### TESTO
################
Ondulazione della corrente a getto polare e formazione della depressione

Il quadro meteorologico generale mostrerà i primi segnali di cedimento subito dopo il primo fine settimana del mese. Sebbene i primi giorni di settembre vedranno ancora il dominio del grande caldo sul territorio nazionale, l’ondulazione marcata della corrente a getto polare favorirà la discesa di un’estesa saccatura a ovest dell’arco alpino. Questo movimento spingerà un fronte freddo verso l’Italia tra l’8 e il 9 settembre, innescando la probabile formazione di un minimo di pressione al suolo. Tale dinamica sarà responsabile di una fase piovosa particolarmente intensa e diffusa, con caratteristiche che segneranno il passaggio ufficiale verso la nuova stagione climaticamente più fresca.

Temperature elevate e prima instabilità pomeridiana fino a martedì

Le giornate di lunedì 7 e martedì 8 settembre rappresenteranno la fase finale della grande calura estiva. Il sole sarà prevalente su quasi tutto il Paese, con valori termici decisamente elevati per il periodo e picchi che potranno raggiungere i 37 gradi sia nelle regioni settentrionali sia in quelle meridionali. Tuttavia, l’avvicinamento del fronte freddo alimenterà un progressivo aumento dell’instabilità atmosferica durante le ore pomeridiane. I primi temporali si manifesteranno principalmente lungo i rilievi delle Alpi e della dorsale appenninica, annunciando la fase di transizione verso il peggioramento più marcato.

La vera rottura della stagione estiva si realizzerà a partire dalla serata di martedì, quando i primi rovesci di forte intensità inizieranno a travalicare i monti per raggiungere le pianure del Piemonte e della Lombardia. Tra le giornate di mercoledì 9 e giovedì 10 settembre il maltempo entrerà nella sua fase più acuta su scala nazionale. Le precipitazioni temporalesche, intense e continue, colpiranno in prima battuta il Settentrione e le regioni centrali, per poi muoversi rapidamente verso il Mezzogiorno e le due isole maggiori, ponendo fine alle condizioni di stabilità meteo.

L’irruzione polare porterà un calo marcato delle temperature, sebbene i modelli matematici mostrino ancora margini di incertezza sulla reale entità della flessione termica. Nelle regioni del Nord le temperature massime subiranno un vero e proprio abbattimento, portandosi complessivamente tra i 25 e i 28 gradi. Al Centro-Sud la diminuzione risulterà leggermente più contenuta, con i valori massimi che si attesteranno tra i 28 e i 35 gradi. Il quadro termico generale rimarrà comunque caratterizzato da spiccata variabilità, con possibili repentine oscillazioni tra temporanei brevi rialzi e improvvisi cali delle temperature.
################
### ELENCO ATTIVITÀ
1. Secondo il testo, tra quali valori si porteranno le temperature massime nelle regioni del Nord dopo l'irruzione polare?
2. Trascrivi senza modifiche il passo del testo che parte da "Il quadro meteorologico" e arriva fino a "climaticamente più fresca.".
Per rispondere basatevi unicamente sul testo.
################
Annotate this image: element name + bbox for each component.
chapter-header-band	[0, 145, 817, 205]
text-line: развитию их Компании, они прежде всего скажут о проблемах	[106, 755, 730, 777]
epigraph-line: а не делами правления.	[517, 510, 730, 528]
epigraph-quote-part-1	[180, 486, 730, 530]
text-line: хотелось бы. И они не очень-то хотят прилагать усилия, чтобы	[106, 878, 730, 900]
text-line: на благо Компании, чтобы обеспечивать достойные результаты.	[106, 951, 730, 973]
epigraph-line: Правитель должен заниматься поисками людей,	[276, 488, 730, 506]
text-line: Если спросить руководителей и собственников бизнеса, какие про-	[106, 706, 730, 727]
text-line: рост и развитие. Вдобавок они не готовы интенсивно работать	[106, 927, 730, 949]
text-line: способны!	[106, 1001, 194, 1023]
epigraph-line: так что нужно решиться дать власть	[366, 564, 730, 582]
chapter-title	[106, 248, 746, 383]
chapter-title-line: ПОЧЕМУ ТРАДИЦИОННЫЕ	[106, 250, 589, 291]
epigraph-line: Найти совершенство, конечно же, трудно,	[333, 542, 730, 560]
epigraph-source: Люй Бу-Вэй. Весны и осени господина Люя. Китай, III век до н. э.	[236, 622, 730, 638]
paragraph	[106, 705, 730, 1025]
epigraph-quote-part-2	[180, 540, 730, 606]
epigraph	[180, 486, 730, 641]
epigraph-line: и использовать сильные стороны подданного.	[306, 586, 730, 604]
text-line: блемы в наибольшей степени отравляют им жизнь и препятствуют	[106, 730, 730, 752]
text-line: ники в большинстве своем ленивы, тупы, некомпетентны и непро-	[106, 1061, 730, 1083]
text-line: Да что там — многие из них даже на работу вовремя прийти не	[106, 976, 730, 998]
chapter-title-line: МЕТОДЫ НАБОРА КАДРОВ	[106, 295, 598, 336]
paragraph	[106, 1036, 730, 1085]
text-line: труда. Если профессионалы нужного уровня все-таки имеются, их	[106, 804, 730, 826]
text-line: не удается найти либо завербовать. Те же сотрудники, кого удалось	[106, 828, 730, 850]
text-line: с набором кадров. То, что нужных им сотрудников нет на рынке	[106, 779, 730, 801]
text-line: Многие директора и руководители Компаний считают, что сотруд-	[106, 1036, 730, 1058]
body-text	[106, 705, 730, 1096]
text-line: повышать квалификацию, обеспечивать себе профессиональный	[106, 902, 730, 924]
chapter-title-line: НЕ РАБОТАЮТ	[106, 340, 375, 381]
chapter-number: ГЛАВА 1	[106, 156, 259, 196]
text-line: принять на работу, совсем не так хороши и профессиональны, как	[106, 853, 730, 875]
################
### ELENCO SOLUZIONI
1. Tra i 25 e i 28 gradi.

2.
Il quadro meteorologico generale mostrerà i primi segnali di cedimento subito dopo il primo fine settimana del mese. Sebbene i primi giorni di settembre vedranno ancora il dominio del grande caldo sul territorio nazionale, l’ondulazione marcata della corrente a getto polare favorirà la discesa di un’estesa saccatura a ovest dell’arco alpino. Questo movimento spingerà un fronte freddo verso l’Italia tra l’8 e il 9 settembre, innescando la probabile formazione di un minimo di pressione al suolo. Tale dinamica sarà responsabile di una fase piovosa particolarmente intensa e diffusa, con caratteristiche che segneranno il passaggio ufficiale verso la nuova stagione climaticamente più fresca.